>>>>

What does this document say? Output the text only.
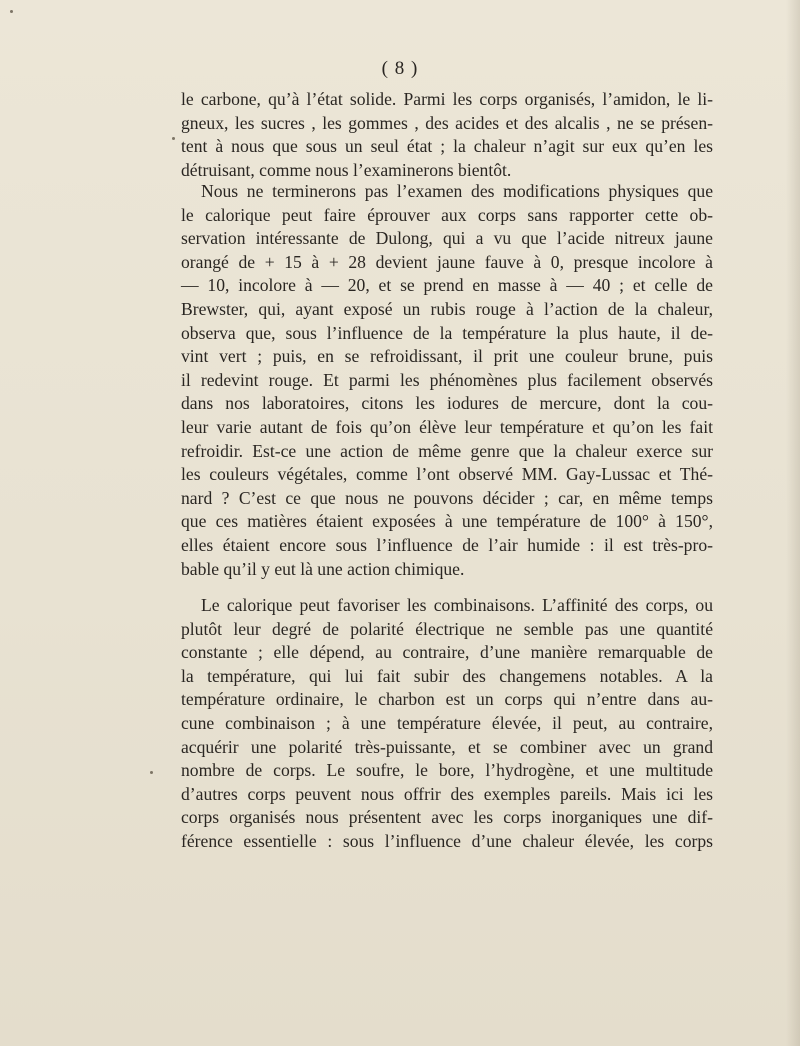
( 8 )
le carbone, qu’à l’état solide. Parmi les corps organisés, l’amidon, le li-
gneux, les sucres , les gommes , des acides et des alcalis , ne se présen-
tent à nous que sous un seul état ; la chaleur n’agit sur eux qu’en les
détruisant, comme nous l’examinerons bientôt.
Nous ne terminerons pas l’examen des modifications physiques que
le calorique peut faire éprouver aux corps sans rapporter cette ob-
servation intéressante de Dulong, qui a vu que l’acide nitreux jaune
orangé de + 15 à + 28 devient jaune fauve à 0, presque incolore à
— 10, incolore à — 20, et se prend en masse à — 40 ; et celle de
Brewster, qui, ayant exposé un rubis rouge à l’action de la chaleur,
observa que, sous l’influence de la température la plus haute, il de-
vint vert ; puis, en se refroidissant, il prit une couleur brune, puis
il redevint rouge. Et parmi les phénomènes plus facilement observés
dans nos laboratoires, citons les iodures de mercure, dont la cou-
leur varie autant de fois qu’on élève leur température et qu’on les fait
refroidir. Est-ce une action de même genre que la chaleur exerce sur
les couleurs végétales, comme l’ont observé MM. Gay-Lussac et Thé-
nard ? C’est ce que nous ne pouvons décider ; car, en même temps
que ces matières étaient exposées à une température de 100° à 150°,
elles étaient encore sous l’influence de l’air humide : il est très-pro-
bable qu’il y eut là une action chimique.
Le calorique peut favoriser les combinaisons. L’affinité des corps, ou
plutôt leur degré de polarité électrique ne semble pas une quantité
constante ; elle dépend, au contraire, d’une manière remarquable de
la température, qui lui fait subir des changemens notables. A la
température ordinaire, le charbon est un corps qui n’entre dans au-
cune combinaison ; à une température élevée, il peut, au contraire,
acquérir une polarité très-puissante, et se combiner avec un grand
nombre de corps. Le soufre, le bore, l’hydrogène, et une multitude
d’autres corps peuvent nous offrir des exemples pareils. Mais ici les
corps organisés nous présentent avec les corps inorganiques une dif-
férence essentielle : sous l’influence d’une chaleur élevée, les corps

<<<<

◆ The task ◆
Working from the material above, transcribe it exactly while omitting pictures.

◆ Solution ◆
What does this document say? Output the text only.
( 8 )
le carbone, qu’à l’état solide. Parmi les corps organisés, l’amidon, le li-
gneux, les sucres , les gommes , des acides et des alcalis , ne se présen-
tent à nous que sous un seul état ; la chaleur n’agit sur eux qu’en les
détruisant, comme nous l’examinerons bientôt.
Nous ne terminerons pas l’examen des modifications physiques que
le calorique peut faire éprouver aux corps sans rapporter cette ob-
servation intéressante de Dulong, qui a vu que l’acide nitreux jaune
orangé de + 15 à + 28 devient jaune fauve à 0, presque incolore à
— 10, incolore à — 20, et se prend en masse à — 40 ; et celle de
Brewster, qui, ayant exposé un rubis rouge à l’action de la chaleur,
observa que, sous l’influence de la température la plus haute, il de-
vint vert ; puis, en se refroidissant, il prit une couleur brune, puis
il redevint rouge. Et parmi les phénomènes plus facilement observés
dans nos laboratoires, citons les iodures de mercure, dont la cou-
leur varie autant de fois qu’on élève leur température et qu’on les fait
refroidir. Est-ce une action de même genre que la chaleur exerce sur
les couleurs végétales, comme l’ont observé MM. Gay-Lussac et Thé-
nard ? C’est ce que nous ne pouvons décider ; car, en même temps
que ces matières étaient exposées à une température de 100° à 150°,
elles étaient encore sous l’influence de l’air humide : il est très-pro-
bable qu’il y eut là une action chimique.
Le calorique peut favoriser les combinaisons. L’affinité des corps, ou
plutôt leur degré de polarité électrique ne semble pas une quantité
constante ; elle dépend, au contraire, d’une manière remarquable de
la température, qui lui fait subir des changemens notables. A la
température ordinaire, le charbon est un corps qui n’entre dans au-
cune combinaison ; à une température élevée, il peut, au contraire,
acquérir une polarité très-puissante, et se combiner avec un grand
nombre de corps. Le soufre, le bore, l’hydrogène, et une multitude
d’autres corps peuvent nous offrir des exemples pareils. Mais ici les
corps organisés nous présentent avec les corps inorganiques une dif-
férence essentielle : sous l’influence d’une chaleur élevée, les corps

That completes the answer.